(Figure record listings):
--------------------------------------------------
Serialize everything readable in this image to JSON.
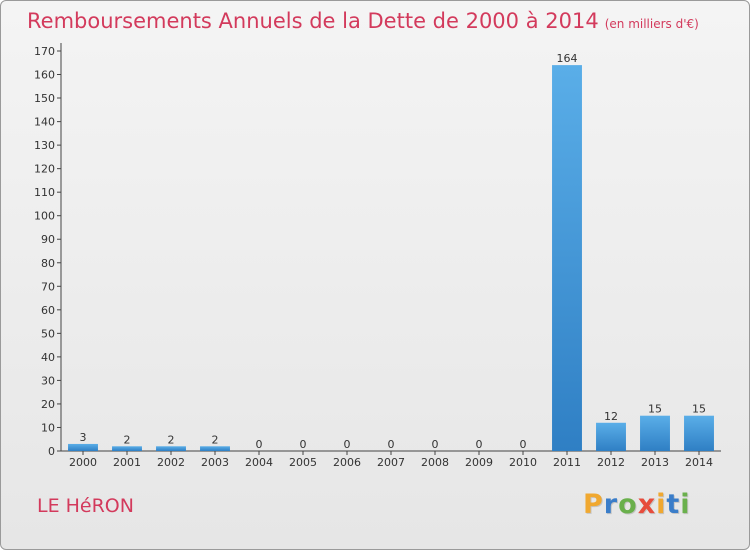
{
  "title": "Remboursements Annuels de la Dette de 2000 à 2014",
  "subtitle": "(en milliers d'€)",
  "commune": "LE HéRON",
  "logo": {
    "letters": [
      "P",
      "r",
      "o",
      "x",
      "i",
      "t",
      "i"
    ],
    "colors": [
      "#f0a830",
      "#3a7dc9",
      "#6ab04c",
      "#e74c3c",
      "#f0a830",
      "#3a7dc9",
      "#6ab04c"
    ]
  },
  "chart_data": {
    "type": "bar",
    "title": "Remboursements Annuels de la Dette de 2000 à 2014",
    "xlabel": "",
    "ylabel": "",
    "ylim": [
      0,
      170
    ],
    "yticks": [
      0,
      10,
      20,
      30,
      40,
      50,
      60,
      70,
      80,
      90,
      100,
      110,
      120,
      130,
      140,
      150,
      160,
      170
    ],
    "categories": [
      "2000",
      "2001",
      "2002",
      "2003",
      "2004",
      "2005",
      "2006",
      "2007",
      "2008",
      "2009",
      "2010",
      "2011",
      "2012",
      "2013",
      "2014"
    ],
    "values": [
      3,
      2,
      2,
      2,
      0,
      0,
      0,
      0,
      0,
      0,
      0,
      164,
      12,
      15,
      15
    ],
    "grid": false,
    "bar_color": "#3a8fd8"
  }
}
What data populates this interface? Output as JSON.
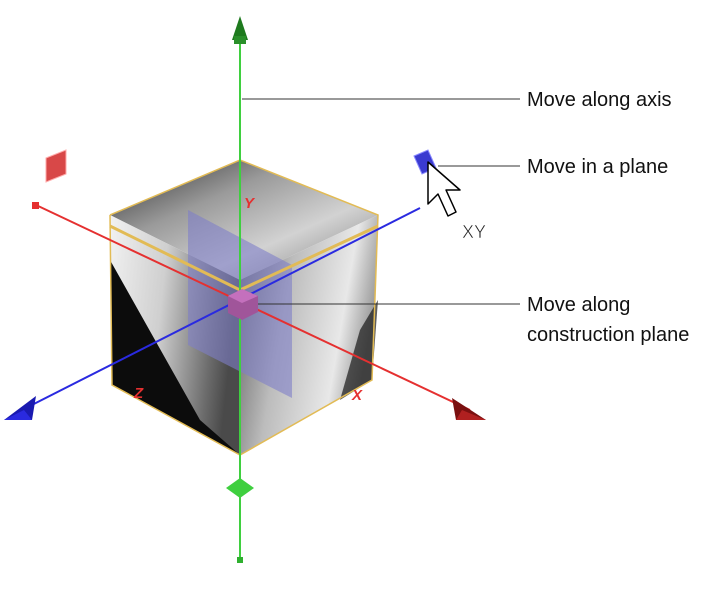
{
  "callouts": {
    "move_along_axis": "Move along axis",
    "move_in_plane": "Move in a plane",
    "move_along_construction_line1": "Move along",
    "move_along_construction_line2": "construction plane"
  },
  "gizmo": {
    "axis_label_x": "X",
    "axis_label_y": "Y",
    "axis_label_z": "Z",
    "cursor_plane_label": "XY"
  },
  "colors": {
    "x_axis": "#e53030",
    "y_axis": "#3fcf3f",
    "z_axis": "#2a2ae0",
    "plane_highlight": "#e2bb55",
    "center_handle": "#a0559a",
    "construction_plane": "#7e7ec8"
  },
  "icons": {
    "pointer": "cursor-arrow-icon"
  }
}
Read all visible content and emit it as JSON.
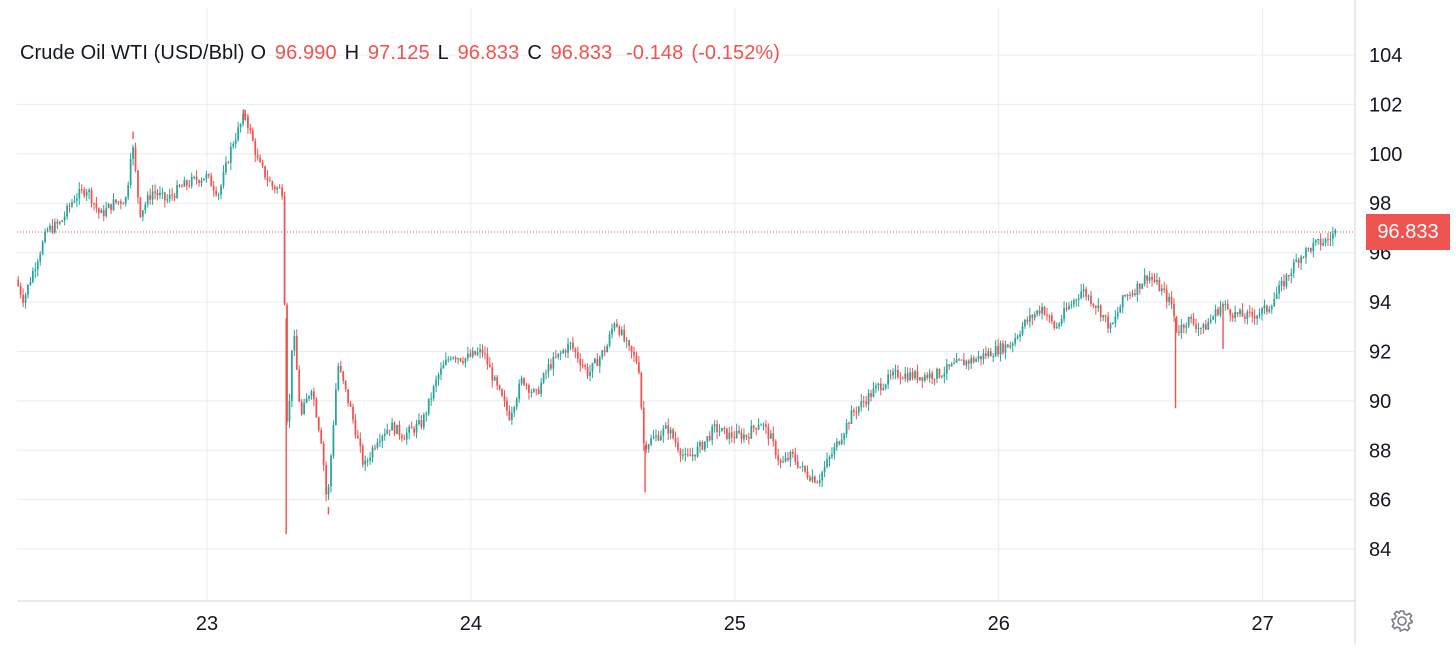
{
  "colors": {
    "up": "#26a69a",
    "down": "#ef5350",
    "grid": "#e8ecf0",
    "axis_text": "#131722",
    "last_price": "#ef5350"
  },
  "legend": {
    "symbol": "Crude Oil WTI (USD/Bbl)",
    "open_label": "O",
    "open": "96.990",
    "high_label": "H",
    "high": "97.125",
    "low_label": "L",
    "low": "96.833",
    "close_label": "C",
    "close": "96.833",
    "change": "-0.148",
    "change_pct": "(-0.152%)"
  },
  "last_price_label": "96.833",
  "settings_icon": "gear-icon",
  "chart_data": {
    "type": "candlestick",
    "title": "Crude Oil WTI (USD/Bbl)",
    "xlabel": "",
    "ylabel": "",
    "x_ticks": [
      {
        "x": 23,
        "label": "23"
      },
      {
        "x": 24,
        "label": "24"
      },
      {
        "x": 25,
        "label": "25"
      },
      {
        "x": 26,
        "label": "26"
      },
      {
        "x": 27,
        "label": "27"
      }
    ],
    "y_ticks": [
      84,
      86,
      88,
      90,
      92,
      94,
      96,
      98,
      100,
      102,
      104
    ],
    "xlim": [
      22.28,
      27.35
    ],
    "ylim": [
      81.9,
      105.9
    ],
    "grid": true,
    "last_price": 96.833,
    "price_path": [
      [
        22.28,
        94.9
      ],
      [
        22.31,
        94.1
      ],
      [
        22.35,
        95.4
      ],
      [
        22.4,
        96.9
      ],
      [
        22.45,
        97.2
      ],
      [
        22.5,
        98.2
      ],
      [
        22.55,
        98.6
      ],
      [
        22.6,
        97.5
      ],
      [
        22.65,
        98.0
      ],
      [
        22.7,
        98.2
      ],
      [
        22.72,
        100.6
      ],
      [
        22.75,
        97.6
      ],
      [
        22.8,
        98.5
      ],
      [
        22.85,
        98.1
      ],
      [
        22.9,
        98.6
      ],
      [
        22.95,
        98.9
      ],
      [
        23.0,
        99.1
      ],
      [
        23.05,
        98.4
      ],
      [
        23.1,
        100.4
      ],
      [
        23.15,
        101.6
      ],
      [
        23.2,
        99.6
      ],
      [
        23.25,
        98.7
      ],
      [
        23.29,
        98.5
      ],
      [
        23.31,
        88.2
      ],
      [
        23.33,
        93.1
      ],
      [
        23.36,
        89.3
      ],
      [
        23.4,
        90.6
      ],
      [
        23.44,
        88.3
      ],
      [
        23.46,
        85.7
      ],
      [
        23.5,
        91.5
      ],
      [
        23.55,
        89.6
      ],
      [
        23.6,
        87.3
      ],
      [
        23.65,
        88.5
      ],
      [
        23.7,
        89.0
      ],
      [
        23.75,
        88.6
      ],
      [
        23.82,
        89.1
      ],
      [
        23.88,
        91.0
      ],
      [
        23.93,
        91.9
      ],
      [
        23.98,
        91.7
      ],
      [
        24.05,
        92.0
      ],
      [
        24.1,
        90.6
      ],
      [
        24.15,
        89.4
      ],
      [
        24.2,
        90.9
      ],
      [
        24.25,
        90.2
      ],
      [
        24.3,
        91.4
      ],
      [
        24.38,
        92.3
      ],
      [
        24.45,
        91.1
      ],
      [
        24.52,
        92.2
      ],
      [
        24.55,
        93.3
      ],
      [
        24.6,
        92.1
      ],
      [
        24.64,
        91.5
      ],
      [
        24.66,
        88.2
      ],
      [
        24.7,
        88.5
      ],
      [
        24.75,
        88.9
      ],
      [
        24.82,
        87.6
      ],
      [
        24.88,
        88.2
      ],
      [
        24.93,
        88.9
      ],
      [
        24.98,
        88.6
      ],
      [
        25.05,
        88.6
      ],
      [
        25.1,
        89.2
      ],
      [
        25.14,
        88.5
      ],
      [
        25.18,
        87.4
      ],
      [
        25.22,
        87.8
      ],
      [
        25.27,
        87.1
      ],
      [
        25.32,
        86.8
      ],
      [
        25.38,
        88.0
      ],
      [
        25.45,
        89.5
      ],
      [
        25.55,
        90.6
      ],
      [
        25.62,
        91.1
      ],
      [
        25.7,
        91.0
      ],
      [
        25.78,
        91.1
      ],
      [
        25.85,
        91.5
      ],
      [
        25.92,
        91.7
      ],
      [
        25.98,
        92.0
      ],
      [
        26.05,
        92.3
      ],
      [
        26.1,
        93.1
      ],
      [
        26.17,
        93.8
      ],
      [
        26.22,
        92.9
      ],
      [
        26.25,
        93.5
      ],
      [
        26.32,
        94.5
      ],
      [
        26.38,
        93.8
      ],
      [
        26.43,
        92.9
      ],
      [
        26.48,
        94.2
      ],
      [
        26.52,
        94.5
      ],
      [
        26.57,
        95.1
      ],
      [
        26.62,
        94.5
      ],
      [
        26.66,
        93.9
      ],
      [
        26.68,
        92.8
      ],
      [
        26.72,
        93.3
      ],
      [
        26.78,
        92.9
      ],
      [
        26.85,
        93.9
      ],
      [
        26.9,
        93.5
      ],
      [
        26.95,
        93.4
      ],
      [
        27.02,
        93.7
      ],
      [
        27.08,
        94.7
      ],
      [
        27.14,
        95.8
      ],
      [
        27.2,
        96.3
      ],
      [
        27.25,
        96.5
      ],
      [
        27.28,
        96.83
      ]
    ],
    "spikes": [
      {
        "x": 23.3,
        "low": 84.6
      },
      {
        "x": 23.46,
        "low": 85.4
      },
      {
        "x": 24.66,
        "low": 86.3
      },
      {
        "x": 26.67,
        "low": 89.7
      },
      {
        "x": 26.85,
        "low": 92.1
      },
      {
        "x": 22.72,
        "high": 100.9
      },
      {
        "x": 23.14,
        "high": 101.8
      }
    ]
  }
}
--------------------------------------------------
(What the task asks):
The answer must consist solely of the number of lines in the entries that contain the word "Dette".

(The result):
2